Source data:
_ _ _
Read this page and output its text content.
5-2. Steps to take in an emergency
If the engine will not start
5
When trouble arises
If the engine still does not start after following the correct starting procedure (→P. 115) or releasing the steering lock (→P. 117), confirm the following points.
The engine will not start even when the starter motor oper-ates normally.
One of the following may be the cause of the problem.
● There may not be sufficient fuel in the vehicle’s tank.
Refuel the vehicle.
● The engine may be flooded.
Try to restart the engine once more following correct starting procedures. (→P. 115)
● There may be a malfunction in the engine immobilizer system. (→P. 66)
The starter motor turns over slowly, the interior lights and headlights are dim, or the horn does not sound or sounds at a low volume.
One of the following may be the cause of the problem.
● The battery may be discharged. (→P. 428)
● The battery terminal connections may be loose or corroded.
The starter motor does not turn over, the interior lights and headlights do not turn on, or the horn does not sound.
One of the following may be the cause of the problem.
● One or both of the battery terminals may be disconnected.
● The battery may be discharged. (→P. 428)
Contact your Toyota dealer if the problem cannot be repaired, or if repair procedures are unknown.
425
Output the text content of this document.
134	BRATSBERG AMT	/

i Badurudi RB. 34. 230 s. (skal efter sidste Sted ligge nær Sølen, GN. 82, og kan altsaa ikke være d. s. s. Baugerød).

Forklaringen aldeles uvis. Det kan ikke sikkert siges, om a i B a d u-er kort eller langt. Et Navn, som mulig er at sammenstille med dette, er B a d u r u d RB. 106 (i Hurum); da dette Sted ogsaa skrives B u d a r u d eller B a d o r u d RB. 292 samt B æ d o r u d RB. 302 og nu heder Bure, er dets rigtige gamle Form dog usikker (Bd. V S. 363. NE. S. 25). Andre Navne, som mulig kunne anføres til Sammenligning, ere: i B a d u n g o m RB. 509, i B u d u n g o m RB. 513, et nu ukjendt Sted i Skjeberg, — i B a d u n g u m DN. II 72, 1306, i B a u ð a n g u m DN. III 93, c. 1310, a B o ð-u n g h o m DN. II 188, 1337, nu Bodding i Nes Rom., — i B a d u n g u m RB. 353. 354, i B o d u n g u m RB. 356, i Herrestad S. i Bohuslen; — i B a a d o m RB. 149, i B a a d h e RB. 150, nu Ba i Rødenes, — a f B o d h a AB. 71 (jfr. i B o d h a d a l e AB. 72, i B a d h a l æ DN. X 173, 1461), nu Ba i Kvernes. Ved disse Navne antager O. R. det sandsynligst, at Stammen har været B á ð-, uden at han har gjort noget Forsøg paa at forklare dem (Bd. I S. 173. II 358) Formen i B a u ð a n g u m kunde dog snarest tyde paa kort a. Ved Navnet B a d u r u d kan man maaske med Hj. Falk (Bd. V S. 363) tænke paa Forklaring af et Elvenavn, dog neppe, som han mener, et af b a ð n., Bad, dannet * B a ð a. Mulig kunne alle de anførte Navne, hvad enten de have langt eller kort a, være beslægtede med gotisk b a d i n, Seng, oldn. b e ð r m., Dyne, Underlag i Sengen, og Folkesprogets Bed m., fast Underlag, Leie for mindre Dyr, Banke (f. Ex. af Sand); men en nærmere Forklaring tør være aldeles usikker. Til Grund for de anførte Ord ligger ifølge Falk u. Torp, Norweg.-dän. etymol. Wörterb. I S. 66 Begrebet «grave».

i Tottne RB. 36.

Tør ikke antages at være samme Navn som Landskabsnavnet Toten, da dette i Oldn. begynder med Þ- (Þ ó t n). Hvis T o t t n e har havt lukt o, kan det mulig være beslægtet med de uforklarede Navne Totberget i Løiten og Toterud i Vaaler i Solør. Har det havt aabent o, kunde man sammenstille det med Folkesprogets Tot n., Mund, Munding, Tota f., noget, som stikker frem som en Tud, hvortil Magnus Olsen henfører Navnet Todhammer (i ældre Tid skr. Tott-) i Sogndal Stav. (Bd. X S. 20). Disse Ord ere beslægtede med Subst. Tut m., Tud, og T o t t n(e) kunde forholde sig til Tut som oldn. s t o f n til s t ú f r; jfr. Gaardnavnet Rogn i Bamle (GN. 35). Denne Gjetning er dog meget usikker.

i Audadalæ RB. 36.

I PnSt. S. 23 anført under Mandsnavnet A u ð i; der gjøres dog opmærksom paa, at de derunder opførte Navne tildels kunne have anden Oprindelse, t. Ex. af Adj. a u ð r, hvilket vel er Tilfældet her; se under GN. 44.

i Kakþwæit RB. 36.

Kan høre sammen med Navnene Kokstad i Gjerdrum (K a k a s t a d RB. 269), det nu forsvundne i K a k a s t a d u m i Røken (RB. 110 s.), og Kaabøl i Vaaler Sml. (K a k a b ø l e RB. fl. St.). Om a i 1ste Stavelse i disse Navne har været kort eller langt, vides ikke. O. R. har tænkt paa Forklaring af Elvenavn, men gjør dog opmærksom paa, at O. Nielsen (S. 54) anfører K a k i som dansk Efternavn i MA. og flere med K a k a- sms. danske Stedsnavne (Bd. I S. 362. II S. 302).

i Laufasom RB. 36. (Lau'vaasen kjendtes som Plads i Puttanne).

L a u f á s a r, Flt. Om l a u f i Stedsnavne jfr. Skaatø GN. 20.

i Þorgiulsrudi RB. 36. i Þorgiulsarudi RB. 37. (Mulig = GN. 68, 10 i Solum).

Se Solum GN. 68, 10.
_ _ _
In the records above, find the lines containing "procedures" and copy them.

Try to restart the engine once more following correct starting procedures. (→P. 115)
Contact your Toyota dealer if the problem cannot be repaired, or if repair procedures are unknown.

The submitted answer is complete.